──────── EXERCISE INPUTS ────────

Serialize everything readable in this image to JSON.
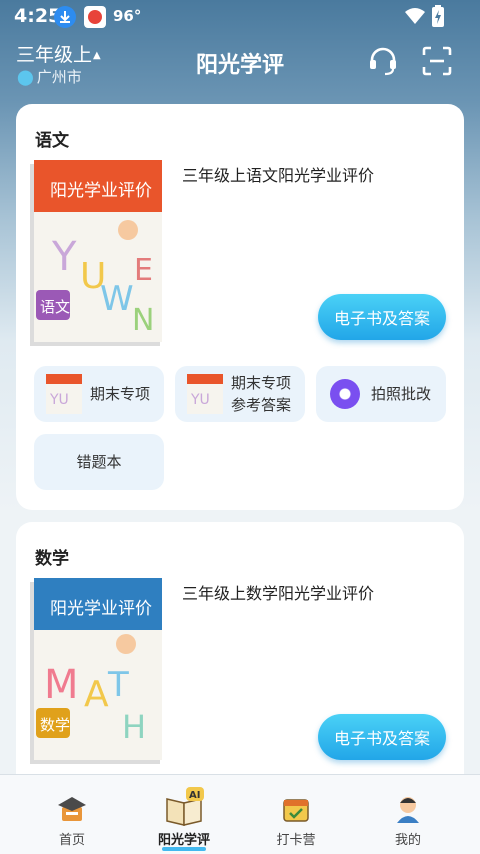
{
  "status": {
    "time": "4:25",
    "temperature": "96°"
  },
  "header": {
    "grade": "三年级上",
    "city": "广州市",
    "title": "阳光学评"
  },
  "cards": [
    {
      "subject": "语文",
      "book_title": "三年级上语文阳光学业评价",
      "ebook_label": "电子书及答案",
      "cover": {
        "header_text": "阳光学业评价",
        "letters": "YUWEN",
        "badge": "语文",
        "color": "#e9552b"
      },
      "tiles": [
        "期末专项",
        "期末专项\n参考答案",
        "拍照批改",
        "错题本"
      ]
    },
    {
      "subject": "数学",
      "book_title": "三年级上数学阳光学业评价",
      "ebook_label": "电子书及答案",
      "cover": {
        "header_text": "阳光学业评价",
        "letters": "MATH",
        "badge": "数学",
        "color": "#2f7fc0"
      }
    }
  ],
  "nav": [
    {
      "label": "首页",
      "icon": "home-hat-icon"
    },
    {
      "label": "阳光学评",
      "icon": "ai-book-icon",
      "active": true
    },
    {
      "label": "打卡营",
      "icon": "checkin-calendar-icon"
    },
    {
      "label": "我的",
      "icon": "user-avatar-icon"
    }
  ]
}
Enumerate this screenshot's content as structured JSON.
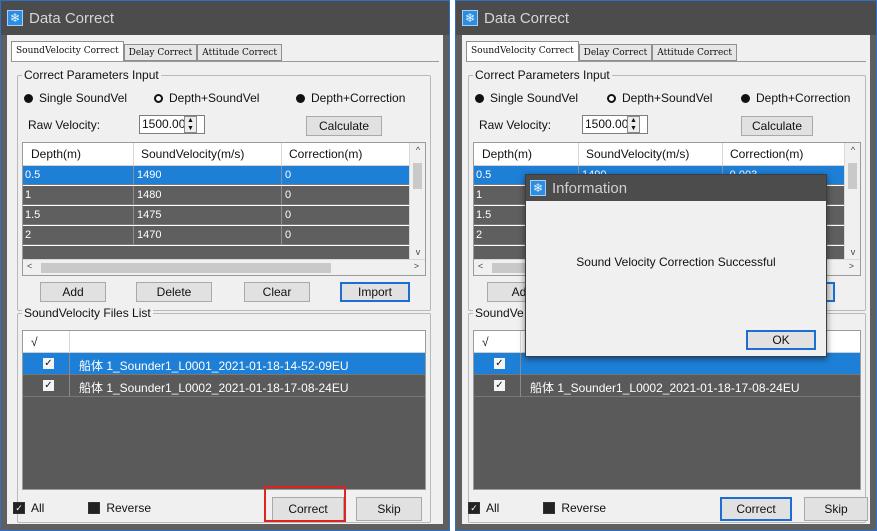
{
  "left_window": {
    "title": "Data Correct",
    "tabs": [
      "SoundVelocity Correct",
      "Delay Correct",
      "Attitude Correct"
    ],
    "params_group_title": "Correct Parameters Input",
    "radios": [
      "Single SoundVel",
      "Depth+SoundVel",
      "Depth+Correction"
    ],
    "raw_velocity_label": "Raw Velocity:",
    "raw_velocity_value": "1500.000",
    "calculate_label": "Calculate",
    "columns": [
      "Depth(m)",
      "SoundVelocity(m/s)",
      "Correction(m)"
    ],
    "rows": [
      [
        "0.5",
        "1490",
        "0"
      ],
      [
        "1",
        "1480",
        "0"
      ],
      [
        "1.5",
        "1475",
        "0"
      ],
      [
        "2",
        "1470",
        "0"
      ]
    ],
    "buttons": {
      "add": "Add",
      "delete": "Delete",
      "clear": "Clear",
      "import": "Import"
    },
    "files_group_title": "SoundVelocity Files List",
    "files_header": "√",
    "files": [
      "船体 1_Sounder1_L0001_2021-01-18-14-52-09EU",
      "船体 1_Sounder1_L0002_2021-01-18-17-08-24EU"
    ],
    "all_label": "All",
    "reverse_label": "Reverse",
    "correct_label": "Correct",
    "skip_label": "Skip"
  },
  "right_window": {
    "title": "Data Correct",
    "tabs": [
      "SoundVelocity Correct",
      "Delay Correct",
      "Attitude Correct"
    ],
    "params_group_title": "Correct Parameters Input",
    "radios": [
      "Single SoundVel",
      "Depth+SoundVel",
      "Depth+Correction"
    ],
    "raw_velocity_label": "Raw Velocity:",
    "raw_velocity_value": "1500.000",
    "calculate_label": "Calculate",
    "columns": [
      "Depth(m)",
      "SoundVelocity(m/s)",
      "Correction(m)"
    ],
    "row_first": [
      "0.5",
      "1490",
      "-0.003"
    ],
    "row_labels": [
      "1",
      "1.5",
      "2"
    ],
    "add_partial": "Ad",
    "import_partial": "rt",
    "files_group_partial": "SoundVe",
    "files_header": "√",
    "file2": "船体 1_Sounder1_L0002_2021-01-18-17-08-24EU",
    "all_label": "All",
    "reverse_label": "Reverse",
    "correct_label": "Correct",
    "skip_label": "Skip"
  },
  "dialog": {
    "title": "Information",
    "message": "Sound Velocity Correction Successful",
    "ok_label": "OK"
  },
  "colors": {
    "selection": "#1e7fd6",
    "highlight": "#e0241d",
    "titlebar": "#4c4c4c"
  }
}
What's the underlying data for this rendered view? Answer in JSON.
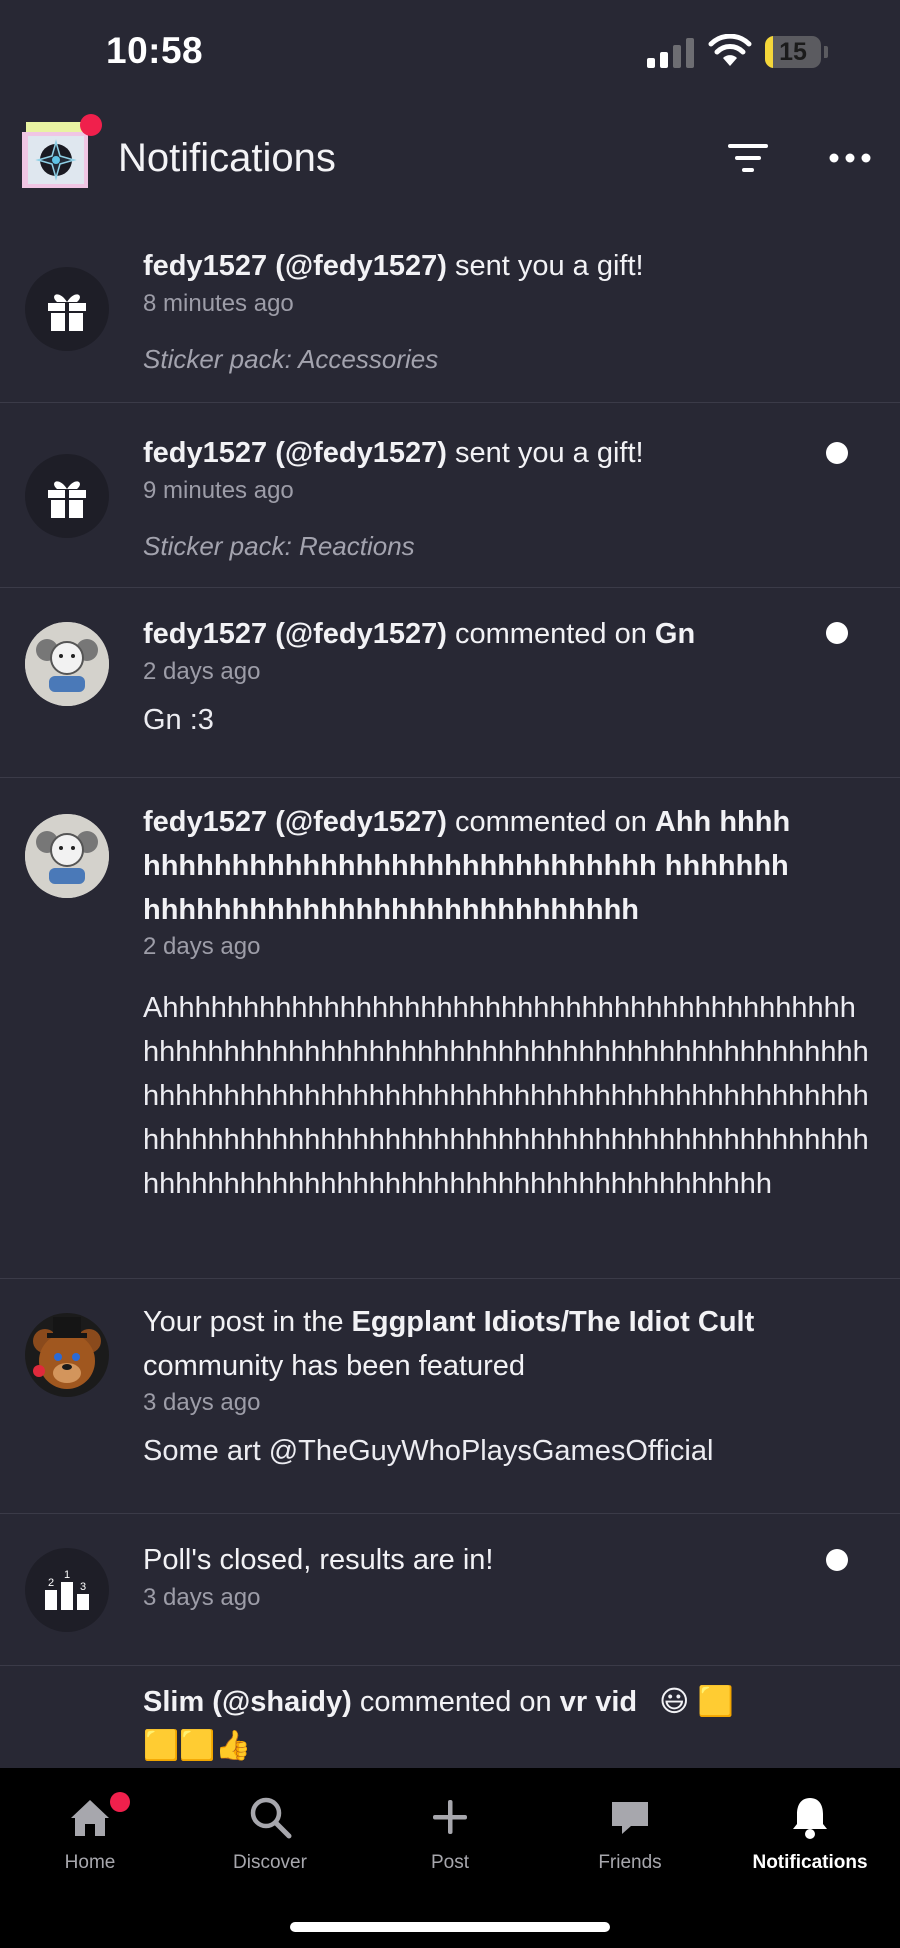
{
  "status_bar": {
    "time": "10:58",
    "battery": "15",
    "battery_level": 0.15
  },
  "header": {
    "title": "Notifications"
  },
  "notifications": [
    {
      "actor": "fedy1527 (@fedy1527)",
      "action": " sent you a gift!",
      "time": "8 minutes ago",
      "subtitle": "Sticker pack: Accessories",
      "icon": "gift-icon",
      "unread": false
    },
    {
      "actor": "fedy1527 (@fedy1527)",
      "action": " sent you a gift!",
      "time": "9 minutes ago",
      "subtitle": "Sticker pack: Reactions",
      "icon": "gift-icon",
      "unread": true
    },
    {
      "actor": "fedy1527 (@fedy1527)",
      "action": " commented on ",
      "target": "Gn",
      "time": "2 days ago",
      "body": "Gn :3",
      "icon": "user-avatar",
      "unread": true
    },
    {
      "actor": "fedy1527 (@fedy1527)",
      "action": " commented on ",
      "target": "Ahh hhhhhhhhhhhhhhhhhhhhhhhhhhhhhhhhh hhhhhhhhhhhhhhhhhhhhhhhhhhhhhhhhhhh",
      "time": "2 days ago",
      "body": "Ahhhhhhhhhhhhhhhhhhhhhhhhhhhhhhhhhhhhhhhhhhhhhhhhhhhhhhhhhhhhhhhhhhhhhhhhhhhhhhhhhhhhhhhhhhhhhhhhhhhhhhhhhhhhhhhhhhhhhhhhhhhhhhhhhhhhhhhhhhhhhhhhhhhhhhhhhhhhhhhhhhhhhhhhhhhhhhhhhhhhhhhhhhhhhhhhhhhhhhhhhhhhhhhhhhhhhhhhh",
      "icon": "user-avatar",
      "unread": false
    },
    {
      "prefix": "Your post in the ",
      "community": "Eggplant Idiots/The Idiot Cult",
      "suffix": " community has been featured",
      "time": "3 days ago",
      "body": "Some art @TheGuyWhoPlaysGamesOfficial",
      "icon": "bear-avatar",
      "unread": false
    },
    {
      "text": "Poll's closed, results are in!",
      "time": "3 days ago",
      "icon": "poll-icon",
      "unread": true
    },
    {
      "actor": "Slim (@shaidy)",
      "action": " commented on ",
      "target": "vr vid",
      "emoji_line1": "😃 🟨",
      "emoji_line2": "🟨🟨👍",
      "unread": false
    }
  ],
  "tabs": [
    {
      "label": "Home",
      "icon": "home-icon",
      "active": false,
      "badge": true
    },
    {
      "label": "Discover",
      "icon": "search-icon",
      "active": false
    },
    {
      "label": "Post",
      "icon": "plus-icon",
      "active": false
    },
    {
      "label": "Friends",
      "icon": "chat-icon",
      "active": false
    },
    {
      "label": "Notifications",
      "icon": "bell-icon",
      "active": true
    }
  ]
}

────────

_GIVEN EXERCISE:_ Go back to the records above and write them out exactly, without the pictures.

_TASK RESULT:_
Serialize everything readable in this image to JSON.
{
  "status": {
    "time": "4:25",
    "temperature": "96°"
  },
  "header": {
    "grade": "三年级上",
    "city": "广州市",
    "title": "阳光学评"
  },
  "cards": [
    {
      "subject": "语文",
      "book_title": "三年级上语文阳光学业评价",
      "ebook_label": "电子书及答案",
      "cover": {
        "header_text": "阳光学业评价",
        "letters": "YUWEN",
        "badge": "语文",
        "color": "#e9552b"
      },
      "tiles": [
        "期末专项",
        "期末专项\n参考答案",
        "拍照批改",
        "错题本"
      ]
    },
    {
      "subject": "数学",
      "book_title": "三年级上数学阳光学业评价",
      "ebook_label": "电子书及答案",
      "cover": {
        "header_text": "阳光学业评价",
        "letters": "MATH",
        "badge": "数学",
        "color": "#2f7fc0"
      }
    }
  ],
  "nav": [
    {
      "label": "首页",
      "icon": "home-hat-icon"
    },
    {
      "label": "阳光学评",
      "icon": "ai-book-icon",
      "active": true
    },
    {
      "label": "打卡营",
      "icon": "checkin-calendar-icon"
    },
    {
      "label": "我的",
      "icon": "user-avatar-icon"
    }
  ]
}
Enumerate this screenshot's content as structured JSON.
{
  "left_window": {
    "title": "Data Correct",
    "tabs": [
      "SoundVelocity Correct",
      "Delay Correct",
      "Attitude Correct"
    ],
    "params_group_title": "Correct Parameters Input",
    "radios": [
      "Single SoundVel",
      "Depth+SoundVel",
      "Depth+Correction"
    ],
    "raw_velocity_label": "Raw Velocity:",
    "raw_velocity_value": "1500.000",
    "calculate_label": "Calculate",
    "columns": [
      "Depth(m)",
      "SoundVelocity(m/s)",
      "Correction(m)"
    ],
    "rows": [
      [
        "0.5",
        "1490",
        "0"
      ],
      [
        "1",
        "1480",
        "0"
      ],
      [
        "1.5",
        "1475",
        "0"
      ],
      [
        "2",
        "1470",
        "0"
      ]
    ],
    "buttons": {
      "add": "Add",
      "delete": "Delete",
      "clear": "Clear",
      "import": "Import"
    },
    "files_group_title": "SoundVelocity Files List",
    "files_header": "√",
    "files": [
      "船体 1_Sounder1_L0001_2021-01-18-14-52-09EU",
      "船体 1_Sounder1_L0002_2021-01-18-17-08-24EU"
    ],
    "all_label": "All",
    "reverse_label": "Reverse",
    "correct_label": "Correct",
    "skip_label": "Skip"
  },
  "right_window": {
    "title": "Data Correct",
    "tabs": [
      "SoundVelocity Correct",
      "Delay Correct",
      "Attitude Correct"
    ],
    "params_group_title": "Correct Parameters Input",
    "radios": [
      "Single SoundVel",
      "Depth+SoundVel",
      "Depth+Correction"
    ],
    "raw_velocity_label": "Raw Velocity:",
    "raw_velocity_value": "1500.000",
    "calculate_label": "Calculate",
    "columns": [
      "Depth(m)",
      "SoundVelocity(m/s)",
      "Correction(m)"
    ],
    "row_first": [
      "0.5",
      "1490",
      "-0.003"
    ],
    "row_labels": [
      "1",
      "1.5",
      "2"
    ],
    "add_partial": "Ad",
    "import_partial": "rt",
    "files_group_partial": "SoundVe",
    "files_header": "√",
    "file2": "船体 1_Sounder1_L0002_2021-01-18-17-08-24EU",
    "all_label": "All",
    "reverse_label": "Reverse",
    "correct_label": "Correct",
    "skip_label": "Skip"
  },
  "dialog": {
    "title": "Information",
    "message": "Sound Velocity Correction Successful",
    "ok_label": "OK"
  },
  "colors": {
    "selection": "#1e7fd6",
    "highlight": "#e0241d",
    "titlebar": "#4c4c4c"
  }
}
What's the underlying data for this rendered view? Answer in JSON.
{
  "status_bar": {
    "time": "10:58",
    "battery": "15",
    "battery_level": 0.15
  },
  "header": {
    "title": "Notifications"
  },
  "notifications": [
    {
      "actor": "fedy1527 (@fedy1527)",
      "action": " sent you a gift!",
      "time": "8 minutes ago",
      "subtitle": "Sticker pack: Accessories",
      "icon": "gift-icon",
      "unread": false
    },
    {
      "actor": "fedy1527 (@fedy1527)",
      "action": " sent you a gift!",
      "time": "9 minutes ago",
      "subtitle": "Sticker pack: Reactions",
      "icon": "gift-icon",
      "unread": true
    },
    {
      "actor": "fedy1527 (@fedy1527)",
      "action": " commented on ",
      "target": "Gn",
      "time": "2 days ago",
      "body": "Gn :3",
      "icon": "user-avatar",
      "unread": true
    },
    {
      "actor": "fedy1527 (@fedy1527)",
      "action": " commented on ",
      "target": "Ahh hhhhhhhhhhhhhhhhhhhhhhhhhhhhhhhhh hhhhhhhhhhhhhhhhhhhhhhhhhhhhhhhhhhh",
      "time": "2 days ago",
      "body": "Ahhhhhhhhhhhhhhhhhhhhhhhhhhhhhhhhhhhhhhhhhhhhhhhhhhhhhhhhhhhhhhhhhhhhhhhhhhhhhhhhhhhhhhhhhhhhhhhhhhhhhhhhhhhhhhhhhhhhhhhhhhhhhhhhhhhhhhhhhhhhhhhhhhhhhhhhhhhhhhhhhhhhhhhhhhhhhhhhhhhhhhhhhhhhhhhhhhhhhhhhhhhhhhhhhhhhhhhhh",
      "icon": "user-avatar",
      "unread": false
    },
    {
      "prefix": "Your post in the ",
      "community": "Eggplant Idiots/The Idiot Cult",
      "suffix": " community has been featured",
      "time": "3 days ago",
      "body": "Some art @TheGuyWhoPlaysGamesOfficial",
      "icon": "bear-avatar",
      "unread": false
    },
    {
      "text": "Poll's closed, results are in!",
      "time": "3 days ago",
      "icon": "poll-icon",
      "unread": true
    },
    {
      "actor": "Slim (@shaidy)",
      "action": " commented on ",
      "target": "vr vid",
      "emoji_line1": "😃 🟨",
      "emoji_line2": "🟨🟨👍",
      "unread": false
    }
  ],
  "tabs": [
    {
      "label": "Home",
      "icon": "home-icon",
      "active": false,
      "badge": true
    },
    {
      "label": "Discover",
      "icon": "search-icon",
      "active": false
    },
    {
      "label": "Post",
      "icon": "plus-icon",
      "active": false
    },
    {
      "label": "Friends",
      "icon": "chat-icon",
      "active": false
    },
    {
      "label": "Notifications",
      "icon": "bell-icon",
      "active": true
    }
  ]
}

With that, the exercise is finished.